PROBLEM:
Exactly reproduce the lines from the line bearing "Read out every word on this page." through the end of the listing, inclusive of both; pictures are to be omitted.

DATA SUPPLIED:

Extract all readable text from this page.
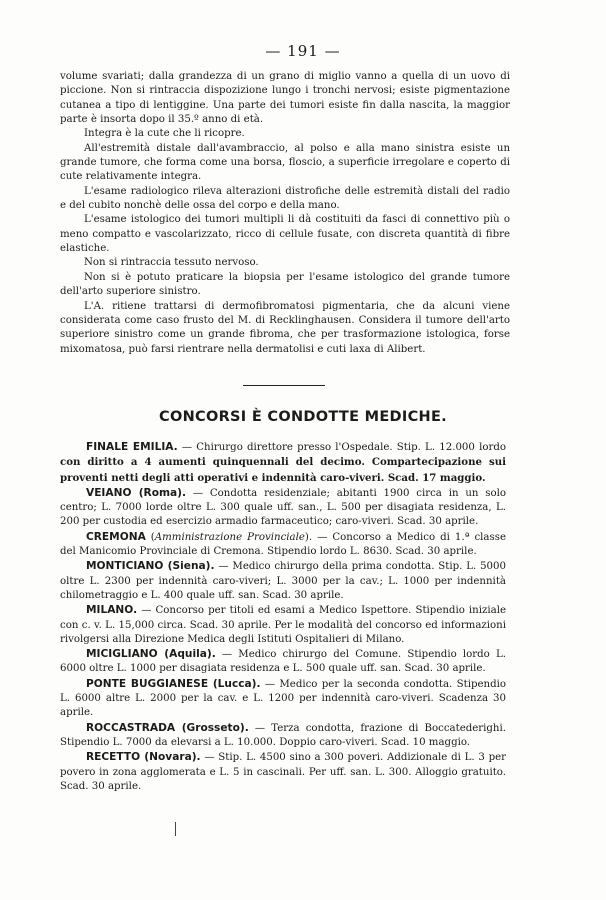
— 191 —

volume svariati; dalla grandezza di un grano di miglio vanno a quella di un uovo di piccione. Non si rintraccia dispozizione lungo i tronchi nervosi; esiste pigmentazione cutanea a tipo di lentiggine. Una parte dei tumori esiste fin dalla nascita, la maggior parte è insorta dopo il 35.º anno di età.

Integra è la cute che li ricopre.

All'estremità distale dall'avambraccio, al polso e alla mano sinistra esiste un grande tumore, che forma come una borsa, floscio, a superficie irregolare e coperto di cute relativamente integra.

L'esame radiologico rileva alterazioni distrofiche delle estremità distali del radio e del cubito nonchè delle ossa del corpo e della mano.

L'esame istologico dei tumori multipli li dà costituiti da fasci di connettivo più o meno compatto e vascolarizzato, ricco di cellule fusate, con discreta quantità di fibre elastiche.

Non si rintraccia tessuto nervoso.

Non si è potuto praticare la biopsia per l'esame istologico del grande tumore dell'arto superiore sinistro.

L'A. ritiene trattarsi di dermofibromatosi pigmentaria, che da alcuni viene considerata come caso frusto del M. di Recklinghausen. Considera il tumore dell'arto superiore sinistro come un grande fibroma, che per trasformazione istologica, forse mixomatosa, può farsi rientrare nella dermatolisi e cuti laxa di Alibert.

CONCORSI È CONDOTTE MEDICHE.

FINALE EMILIA. — Chirurgo direttore presso l'Ospedale. Stip. L. 12.000 lordo con diritto a 4 aumenti quinquennali del decimo. Compartecipazione sui proventi netti degli atti operativi e indennità caro-viveri. Scad. 17 maggio.

VEIANO (Roma). — Condotta residenziale; abitanti 1900 circa in un solo centro; L. 7000 lorde oltre L. 300 quale uff. san., L. 500 per disagiata residenza, L. 200 per custodia ed esercizio armadio farmaceutico; caro-viveri. Scad. 30 aprile.

CREMONA (Amministrazione Provinciale). — Concorso a Medico di 1.ª classe del Manicomio Provinciale di Cremona. Stipendio lordo L. 8630. Scad. 30 aprile.

MONTICIANO (Siena). — Medico chirurgo della prima condotta. Stip. L. 5000 oltre L. 2300 per indennità caro-viveri; L. 3000 per la cav.; L. 1000 per indennità chilometraggio e L. 400 quale uff. san. Scad. 30 aprile.

MILANO. — Concorso per titoli ed esami a Medico Ispettore. Stipendio iniziale con c. v. L. 15,000 circa. Scad. 30 aprile. Per le modalità del concorso ed informazioni rivolgersi alla Direzione Medica degli Istituti Ospitalieri di Milano.

MICIGLIANO (Aquila). — Medico chirurgo del Comune. Stipendio lordo L. 6000 oltre L. 1000 per disagiata residenza e L. 500 quale uff. san. Scad. 30 aprile.

PONTE BUGGIANESE (Lucca). — Medico per la seconda condotta. Stipendio L. 6000 altre L. 2000 per la cav. e L. 1200 per indennità caro-viveri. Scadenza 30 aprile.

ROCCASTRADA (Grosseto). — Terza condotta, frazione di Boccatederighi. Stipendio L. 7000 da elevarsi a L. 10.000. Doppio caro-viveri. Scad. 10 maggio.

RECETTO (Novara). — Stip. L. 4500 sino a 300 poveri. Addizionale di L. 3 per povero in zona agglomerata e L. 5 in cascinali. Per uff. san. L. 300. Alloggio gratuito. Scad. 30 aprile.
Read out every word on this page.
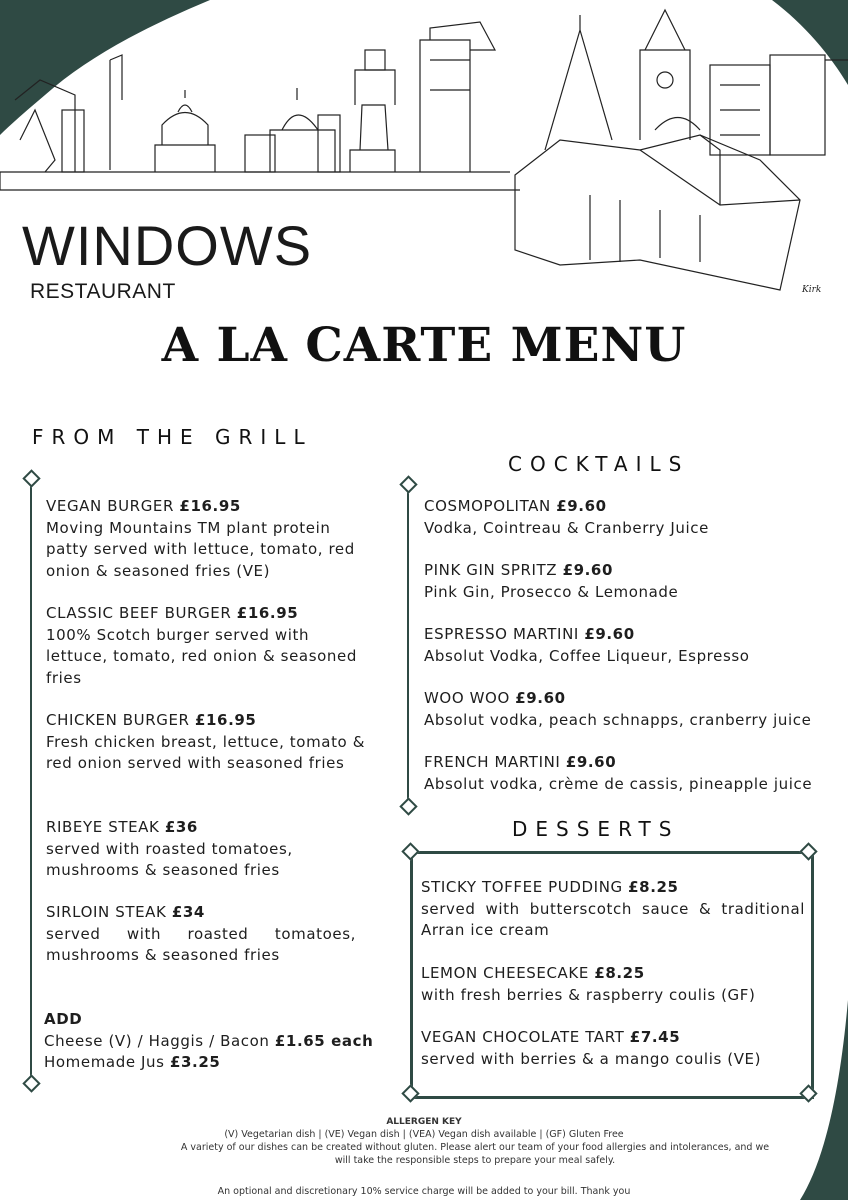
Kirk
WINDOWS
RESTAURANT
A LA CARTE MENU
FROM THE GRILL
VEGAN BURGER £16.95
Moving Mountains TM plant protein patty served with lettuce, tomato, red onion & seasoned fries (VE)
CLASSIC BEEF BURGER £16.95
100% Scotch burger served with lettuce, tomato, red onion & seasoned fries
CHICKEN BURGER £16.95
Fresh chicken breast, lettuce, tomato & red onion served with seasoned fries
RIBEYE STEAK £36
served with roasted tomatoes, mushrooms & seasoned fries
SIRLOIN STEAK £34
served with roasted tomatoes, mushrooms & seasoned fries
ADD
Cheese (V) / Haggis / Bacon £1.65 each
Homemade Jus £3.25
COCKTAILS
COSMOPOLITAN £9.60
Vodka, Cointreau & Cranberry Juice
PINK GIN SPRITZ £9.60
Pink Gin, Prosecco & Lemonade
ESPRESSO MARTINI £9.60
Absolut Vodka, Coffee Liqueur, Espresso
WOO WOO £9.60
Absolut vodka, peach schnapps, cranberry juice
FRENCH MARTINI £9.60
Absolut vodka, crème de cassis, pineapple juice
DESSERTS
STICKY TOFFEE PUDDING £8.25
served with butterscotch sauce & traditional Arran ice cream
LEMON CHEESECAKE £8.25
with fresh berries & raspberry coulis (GF)
VEGAN CHOCOLATE TART £7.45
served with berries & a mango coulis (VE)
ALLERGEN KEY
(V) Vegetarian dish | (VE) Vegan dish | (VEA) Vegan dish available | (GF) Gluten Free
A variety of our dishes can be created without gluten. Please alert our team of your food allergies and intolerances, and we will take the responsible steps to prepare your meal safely.
An optional and discretionary 10% service charge will be added to your bill. Thank you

TASK OUTPUT:
Read out every word on this page.
Kirk
WINDOWS
RESTAURANT
A LA CARTE MENU
FROM THE GRILL
VEGAN BURGER £16.95
Moving Mountains TM plant protein patty served with lettuce, tomato, red onion & seasoned fries (VE)
CLASSIC BEEF BURGER £16.95
100% Scotch burger served with lettuce, tomato, red onion & seasoned fries
CHICKEN BURGER £16.95
Fresh chicken breast, lettuce, tomato & red onion served with seasoned fries
RIBEYE STEAK £36
served with roasted tomatoes, mushrooms & seasoned fries
SIRLOIN STEAK £34
served with roasted tomatoes, mushrooms & seasoned fries
ADD
Cheese (V) / Haggis / Bacon £1.65 each
Homemade Jus £3.25
COCKTAILS
COSMOPOLITAN £9.60
Vodka, Cointreau & Cranberry Juice
PINK GIN SPRITZ £9.60
Pink Gin, Prosecco & Lemonade
ESPRESSO MARTINI £9.60
Absolut Vodka, Coffee Liqueur, Espresso
WOO WOO £9.60
Absolut vodka, peach schnapps, cranberry juice
FRENCH MARTINI £9.60
Absolut vodka, crème de cassis, pineapple juice
DESSERTS
STICKY TOFFEE PUDDING £8.25
served with butterscotch sauce & traditional Arran ice cream
LEMON CHEESECAKE £8.25
with fresh berries & raspberry coulis (GF)
VEGAN CHOCOLATE TART £7.45
served with berries & a mango coulis (VE)
ALLERGEN KEY
(V) Vegetarian dish | (VE) Vegan dish | (VEA) Vegan dish available | (GF) Gluten Free
A variety of our dishes can be created without gluten. Please alert our team of your food allergies and intolerances, and we will take the responsible steps to prepare your meal safely.
An optional and discretionary 10% service charge will be added to your bill. Thank you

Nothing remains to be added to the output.